_MATERIAL TO PROCESS_
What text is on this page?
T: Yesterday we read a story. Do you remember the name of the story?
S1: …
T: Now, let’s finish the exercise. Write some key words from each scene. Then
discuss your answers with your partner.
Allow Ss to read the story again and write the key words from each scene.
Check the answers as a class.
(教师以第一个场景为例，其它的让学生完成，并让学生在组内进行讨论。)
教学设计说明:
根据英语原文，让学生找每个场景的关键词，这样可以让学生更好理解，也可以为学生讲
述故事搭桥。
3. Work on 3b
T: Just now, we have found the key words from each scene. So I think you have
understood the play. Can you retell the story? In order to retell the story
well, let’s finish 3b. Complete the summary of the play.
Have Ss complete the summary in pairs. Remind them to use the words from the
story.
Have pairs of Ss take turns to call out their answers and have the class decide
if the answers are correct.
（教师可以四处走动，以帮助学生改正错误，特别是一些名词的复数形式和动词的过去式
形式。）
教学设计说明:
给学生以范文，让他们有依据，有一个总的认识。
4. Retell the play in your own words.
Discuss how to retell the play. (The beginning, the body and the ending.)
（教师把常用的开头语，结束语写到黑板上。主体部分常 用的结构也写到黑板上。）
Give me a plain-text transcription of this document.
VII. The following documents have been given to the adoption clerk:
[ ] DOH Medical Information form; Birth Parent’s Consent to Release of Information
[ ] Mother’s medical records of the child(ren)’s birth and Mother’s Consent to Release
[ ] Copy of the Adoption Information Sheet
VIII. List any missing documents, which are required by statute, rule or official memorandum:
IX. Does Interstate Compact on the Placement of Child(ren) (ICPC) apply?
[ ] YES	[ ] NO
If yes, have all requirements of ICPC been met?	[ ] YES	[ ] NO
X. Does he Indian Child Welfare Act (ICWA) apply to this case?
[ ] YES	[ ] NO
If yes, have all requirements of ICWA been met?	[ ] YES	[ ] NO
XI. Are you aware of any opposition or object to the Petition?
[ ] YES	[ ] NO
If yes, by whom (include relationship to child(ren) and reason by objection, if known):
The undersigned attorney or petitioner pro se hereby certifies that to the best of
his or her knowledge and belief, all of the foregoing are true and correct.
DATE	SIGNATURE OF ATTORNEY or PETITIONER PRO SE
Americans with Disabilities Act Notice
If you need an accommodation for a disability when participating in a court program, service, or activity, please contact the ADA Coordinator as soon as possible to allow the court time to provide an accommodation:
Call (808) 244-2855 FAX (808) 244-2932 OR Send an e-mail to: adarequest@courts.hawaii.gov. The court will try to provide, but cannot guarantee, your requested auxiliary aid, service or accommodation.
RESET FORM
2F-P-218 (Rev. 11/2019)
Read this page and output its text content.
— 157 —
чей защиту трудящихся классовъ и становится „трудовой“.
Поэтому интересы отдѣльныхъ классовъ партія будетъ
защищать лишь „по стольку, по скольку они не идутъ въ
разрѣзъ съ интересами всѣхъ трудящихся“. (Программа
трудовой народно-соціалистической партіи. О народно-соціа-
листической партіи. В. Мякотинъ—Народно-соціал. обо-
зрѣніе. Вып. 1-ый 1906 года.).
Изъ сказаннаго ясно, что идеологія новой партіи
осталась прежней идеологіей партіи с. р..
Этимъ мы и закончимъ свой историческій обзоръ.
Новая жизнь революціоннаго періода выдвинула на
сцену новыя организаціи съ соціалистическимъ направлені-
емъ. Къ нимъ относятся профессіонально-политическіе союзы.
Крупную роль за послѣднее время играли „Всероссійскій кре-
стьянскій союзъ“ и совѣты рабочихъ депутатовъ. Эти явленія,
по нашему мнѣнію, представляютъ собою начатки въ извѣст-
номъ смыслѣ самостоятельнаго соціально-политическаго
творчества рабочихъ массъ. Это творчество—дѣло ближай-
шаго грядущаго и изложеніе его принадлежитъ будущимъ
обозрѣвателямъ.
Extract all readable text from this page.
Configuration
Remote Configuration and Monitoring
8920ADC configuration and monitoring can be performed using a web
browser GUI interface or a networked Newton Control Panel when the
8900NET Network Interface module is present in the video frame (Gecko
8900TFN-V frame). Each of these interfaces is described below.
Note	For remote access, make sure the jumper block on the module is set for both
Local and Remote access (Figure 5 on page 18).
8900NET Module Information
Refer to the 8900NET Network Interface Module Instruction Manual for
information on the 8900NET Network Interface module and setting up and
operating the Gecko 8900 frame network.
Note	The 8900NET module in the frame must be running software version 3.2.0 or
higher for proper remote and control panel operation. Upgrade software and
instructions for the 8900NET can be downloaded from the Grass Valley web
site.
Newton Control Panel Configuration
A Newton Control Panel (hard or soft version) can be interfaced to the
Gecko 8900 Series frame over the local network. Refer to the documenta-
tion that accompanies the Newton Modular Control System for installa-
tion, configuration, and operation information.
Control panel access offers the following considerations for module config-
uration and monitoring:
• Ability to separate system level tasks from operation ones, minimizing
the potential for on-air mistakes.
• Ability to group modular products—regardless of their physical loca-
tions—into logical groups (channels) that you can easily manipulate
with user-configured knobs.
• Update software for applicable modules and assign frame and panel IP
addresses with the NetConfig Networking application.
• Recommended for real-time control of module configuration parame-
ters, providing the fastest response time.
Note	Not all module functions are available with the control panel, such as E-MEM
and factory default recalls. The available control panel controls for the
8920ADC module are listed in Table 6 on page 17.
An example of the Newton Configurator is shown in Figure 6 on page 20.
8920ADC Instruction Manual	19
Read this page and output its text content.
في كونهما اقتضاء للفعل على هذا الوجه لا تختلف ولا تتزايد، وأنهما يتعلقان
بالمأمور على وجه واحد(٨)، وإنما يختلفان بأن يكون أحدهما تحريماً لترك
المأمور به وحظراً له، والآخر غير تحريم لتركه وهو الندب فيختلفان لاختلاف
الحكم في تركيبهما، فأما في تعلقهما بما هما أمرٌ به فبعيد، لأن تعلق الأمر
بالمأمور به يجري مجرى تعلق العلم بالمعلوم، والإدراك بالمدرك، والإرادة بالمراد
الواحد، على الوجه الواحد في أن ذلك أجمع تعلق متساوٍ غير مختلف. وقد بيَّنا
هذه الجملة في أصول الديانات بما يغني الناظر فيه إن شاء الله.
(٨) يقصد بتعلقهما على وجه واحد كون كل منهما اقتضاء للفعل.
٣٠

_THE EXERCISE_
Gather every line containing the word "Newton" and copy it.

_ANSWER TO THIS TASK_
browser GUI interface or a networked Newton Control Panel when the
Newton Control Panel Configuration
A Newton Control Panel (hard or soft version) can be interfaced to the
tion that accompanies the Newton Modular Control System for installa-
An example of the Newton Configurator is shown in Figure 6 on page 20.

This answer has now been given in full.